> PROBLEM TO SOLVE
Copy out every line of the items below, substituting "taker-volume-bar" for each "taker-bar" and leaving the rest of every line unchanged.
--- START ---
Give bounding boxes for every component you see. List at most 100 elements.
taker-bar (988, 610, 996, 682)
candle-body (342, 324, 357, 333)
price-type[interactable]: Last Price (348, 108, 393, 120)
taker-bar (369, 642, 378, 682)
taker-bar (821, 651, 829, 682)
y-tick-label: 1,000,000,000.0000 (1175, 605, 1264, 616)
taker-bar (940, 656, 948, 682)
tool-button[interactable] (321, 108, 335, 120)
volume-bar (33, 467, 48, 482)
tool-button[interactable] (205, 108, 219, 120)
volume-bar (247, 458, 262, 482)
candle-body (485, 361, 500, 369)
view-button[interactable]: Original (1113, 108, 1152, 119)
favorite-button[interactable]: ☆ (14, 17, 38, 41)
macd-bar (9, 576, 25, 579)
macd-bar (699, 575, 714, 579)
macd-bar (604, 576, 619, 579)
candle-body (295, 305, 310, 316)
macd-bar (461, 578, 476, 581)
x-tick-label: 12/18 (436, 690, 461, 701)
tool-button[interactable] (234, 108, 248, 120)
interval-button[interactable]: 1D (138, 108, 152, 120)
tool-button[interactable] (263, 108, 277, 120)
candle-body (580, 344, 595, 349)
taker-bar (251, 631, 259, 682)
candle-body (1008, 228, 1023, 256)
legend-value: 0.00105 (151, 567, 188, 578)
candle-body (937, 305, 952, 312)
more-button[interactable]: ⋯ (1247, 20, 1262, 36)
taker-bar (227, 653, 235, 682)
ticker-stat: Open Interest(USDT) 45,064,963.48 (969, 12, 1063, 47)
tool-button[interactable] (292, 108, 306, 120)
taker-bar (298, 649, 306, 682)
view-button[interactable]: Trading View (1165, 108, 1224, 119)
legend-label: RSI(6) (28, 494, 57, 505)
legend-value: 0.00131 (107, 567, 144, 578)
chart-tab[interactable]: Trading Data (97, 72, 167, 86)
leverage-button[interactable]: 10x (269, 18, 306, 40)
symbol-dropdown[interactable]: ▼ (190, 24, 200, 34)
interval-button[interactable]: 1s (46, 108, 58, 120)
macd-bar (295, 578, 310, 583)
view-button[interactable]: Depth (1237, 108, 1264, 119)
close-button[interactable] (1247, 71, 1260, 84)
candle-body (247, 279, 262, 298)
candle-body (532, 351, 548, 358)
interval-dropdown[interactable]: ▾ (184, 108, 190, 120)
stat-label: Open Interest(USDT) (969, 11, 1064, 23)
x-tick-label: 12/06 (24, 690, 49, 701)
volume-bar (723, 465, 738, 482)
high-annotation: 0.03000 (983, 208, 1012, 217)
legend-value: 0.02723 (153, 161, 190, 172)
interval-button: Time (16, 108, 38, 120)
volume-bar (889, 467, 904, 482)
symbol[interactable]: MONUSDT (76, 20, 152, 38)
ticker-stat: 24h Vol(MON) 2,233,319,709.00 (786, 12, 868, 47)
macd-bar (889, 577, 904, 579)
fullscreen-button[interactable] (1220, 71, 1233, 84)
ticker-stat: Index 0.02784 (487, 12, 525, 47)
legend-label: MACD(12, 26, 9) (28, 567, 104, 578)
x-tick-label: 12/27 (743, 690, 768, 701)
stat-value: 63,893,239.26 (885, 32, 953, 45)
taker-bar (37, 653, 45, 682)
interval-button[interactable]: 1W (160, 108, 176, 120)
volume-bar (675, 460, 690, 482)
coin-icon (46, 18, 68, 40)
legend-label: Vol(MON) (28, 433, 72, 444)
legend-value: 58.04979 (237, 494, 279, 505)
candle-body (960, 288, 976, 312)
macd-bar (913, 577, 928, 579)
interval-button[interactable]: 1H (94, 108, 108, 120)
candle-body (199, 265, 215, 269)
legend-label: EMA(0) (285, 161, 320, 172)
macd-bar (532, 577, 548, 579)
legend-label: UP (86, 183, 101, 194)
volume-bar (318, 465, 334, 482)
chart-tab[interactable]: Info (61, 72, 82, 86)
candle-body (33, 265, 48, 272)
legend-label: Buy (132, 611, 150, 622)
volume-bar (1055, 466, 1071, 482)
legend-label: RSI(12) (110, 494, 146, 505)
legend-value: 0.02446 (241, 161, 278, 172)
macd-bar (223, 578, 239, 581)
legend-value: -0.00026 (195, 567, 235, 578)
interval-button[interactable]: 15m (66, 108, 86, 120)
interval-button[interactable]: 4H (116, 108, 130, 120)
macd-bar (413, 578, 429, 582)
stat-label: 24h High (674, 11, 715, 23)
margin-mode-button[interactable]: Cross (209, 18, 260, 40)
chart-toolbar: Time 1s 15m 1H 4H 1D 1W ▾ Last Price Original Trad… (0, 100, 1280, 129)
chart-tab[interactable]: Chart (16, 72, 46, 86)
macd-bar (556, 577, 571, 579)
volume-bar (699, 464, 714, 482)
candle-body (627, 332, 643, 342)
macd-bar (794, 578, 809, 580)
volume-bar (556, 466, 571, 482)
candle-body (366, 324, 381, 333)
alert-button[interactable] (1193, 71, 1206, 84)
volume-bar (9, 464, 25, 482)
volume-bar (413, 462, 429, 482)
--- END ---
> EXPECTED ANSWER
Give bounding boxes for every component you see. List at most 100 elements.
taker-volume-bar (988, 610, 996, 682)
candle-body (342, 324, 357, 333)
price-type[interactable]: Last Price (348, 108, 393, 120)
taker-volume-bar (369, 642, 378, 682)
taker-volume-bar (821, 651, 829, 682)
y-tick-label: 1,000,000,000.0000 (1175, 605, 1264, 616)
taker-volume-bar (940, 656, 948, 682)
tool-button[interactable] (321, 108, 335, 120)
volume-bar (33, 467, 48, 482)
tool-button[interactable] (205, 108, 219, 120)
volume-bar (247, 458, 262, 482)
candle-body (485, 361, 500, 369)
view-button[interactable]: Original (1113, 108, 1152, 119)
favorite-button[interactable]: ☆ (14, 17, 38, 41)
macd-bar (9, 576, 25, 579)
macd-bar (699, 575, 714, 579)
macd-bar (604, 576, 619, 579)
candle-body (295, 305, 310, 316)
macd-bar (461, 578, 476, 581)
x-tick-label: 12/18 (436, 690, 461, 701)
tool-button[interactable] (234, 108, 248, 120)
interval-button[interactable]: 1D (138, 108, 152, 120)
tool-button[interactable] (263, 108, 277, 120)
candle-body (580, 344, 595, 349)
taker-volume-bar (251, 631, 259, 682)
candle-body (1008, 228, 1023, 256)
legend-value: 0.00105 (151, 567, 188, 578)
candle-body (937, 305, 952, 312)
more-button[interactable]: ⋯ (1247, 20, 1262, 36)
taker-volume-bar (227, 653, 235, 682)
ticker-stat: Open Interest(USDT) 45,064,963.48 (969, 12, 1063, 47)
tool-button[interactable] (292, 108, 306, 120)
taker-volume-bar (298, 649, 306, 682)
view-button[interactable]: Trading View (1165, 108, 1224, 119)
legend-label: RSI(6) (28, 494, 57, 505)
legend-value: 0.00131 (107, 567, 144, 578)
chart-tab[interactable]: Trading Data (97, 72, 167, 86)
leverage-button[interactable]: 10x (269, 18, 306, 40)
symbol-dropdown[interactable]: ▼ (190, 24, 200, 34)
interval-button[interactable]: 1s (46, 108, 58, 120)
macd-bar (295, 578, 310, 583)
view-button[interactable]: Depth (1237, 108, 1264, 119)
close-button[interactable] (1247, 71, 1260, 84)
candle-body (247, 279, 262, 298)
candle-body (532, 351, 548, 358)
interval-dropdown[interactable]: ▾ (184, 108, 190, 120)
stat-label: Open Interest(USDT) (969, 11, 1064, 23)
x-tick-label: 12/06 (24, 690, 49, 701)
volume-bar (723, 465, 738, 482)
high-annotation: 0.03000 (983, 208, 1012, 217)
legend-value: 0.02723 (153, 161, 190, 172)
interval-button: Time (16, 108, 38, 120)
volume-bar (889, 467, 904, 482)
symbol[interactable]: MONUSDT (76, 20, 152, 38)
ticker-stat: 24h Vol(MON) 2,233,319,709.00 (786, 12, 868, 47)
macd-bar (889, 577, 904, 579)
fullscreen-button[interactable] (1220, 71, 1233, 84)
ticker-stat: Index 0.02784 (487, 12, 525, 47)
legend-label: MACD(12, 26, 9) (28, 567, 104, 578)
x-tick-label: 12/27 (743, 690, 768, 701)
stat-value: 63,893,239.26 (885, 32, 953, 45)
taker-volume-bar (37, 653, 45, 682)
interval-button[interactable]: 1W (160, 108, 176, 120)
volume-bar (675, 460, 690, 482)
coin-icon (46, 18, 68, 40)
legend-label: Vol(MON) (28, 433, 72, 444)
legend-value: 58.04979 (237, 494, 279, 505)
candle-body (960, 288, 976, 312)
macd-bar (913, 577, 928, 579)
interval-button[interactable]: 1H (94, 108, 108, 120)
candle-body (199, 265, 215, 269)
legend-label: EMA(0) (285, 161, 320, 172)
macd-bar (532, 577, 548, 579)
legend-label: UP (86, 183, 101, 194)
volume-bar (318, 465, 334, 482)
chart-tab[interactable]: Info (61, 72, 82, 86)
candle-body (33, 265, 48, 272)
legend-label: Buy (132, 611, 150, 622)
volume-bar (1055, 466, 1071, 482)
legend-label: RSI(12) (110, 494, 146, 505)
legend-value: 0.02446 (241, 161, 278, 172)
macd-bar (223, 578, 239, 581)
legend-value: -0.00026 (195, 567, 235, 578)
interval-button[interactable]: 15m (66, 108, 86, 120)
interval-button[interactable]: 4H (116, 108, 130, 120)
macd-bar (413, 578, 429, 582)
stat-label: 24h High (674, 11, 715, 23)
margin-mode-button[interactable]: Cross (209, 18, 260, 40)
chart-toolbar: Time 1s 15m 1H 4H 1D 1W ▾ Last Price Original Trad… (0, 100, 1280, 129)
chart-tab[interactable]: Chart (16, 72, 46, 86)
macd-bar (556, 577, 571, 579)
volume-bar (699, 464, 714, 482)
candle-body (627, 332, 643, 342)
macd-bar (794, 578, 809, 580)
volume-bar (556, 466, 571, 482)
candle-body (366, 324, 381, 333)
alert-button[interactable] (1193, 71, 1206, 84)
volume-bar (9, 464, 25, 482)
volume-bar (413, 462, 429, 482)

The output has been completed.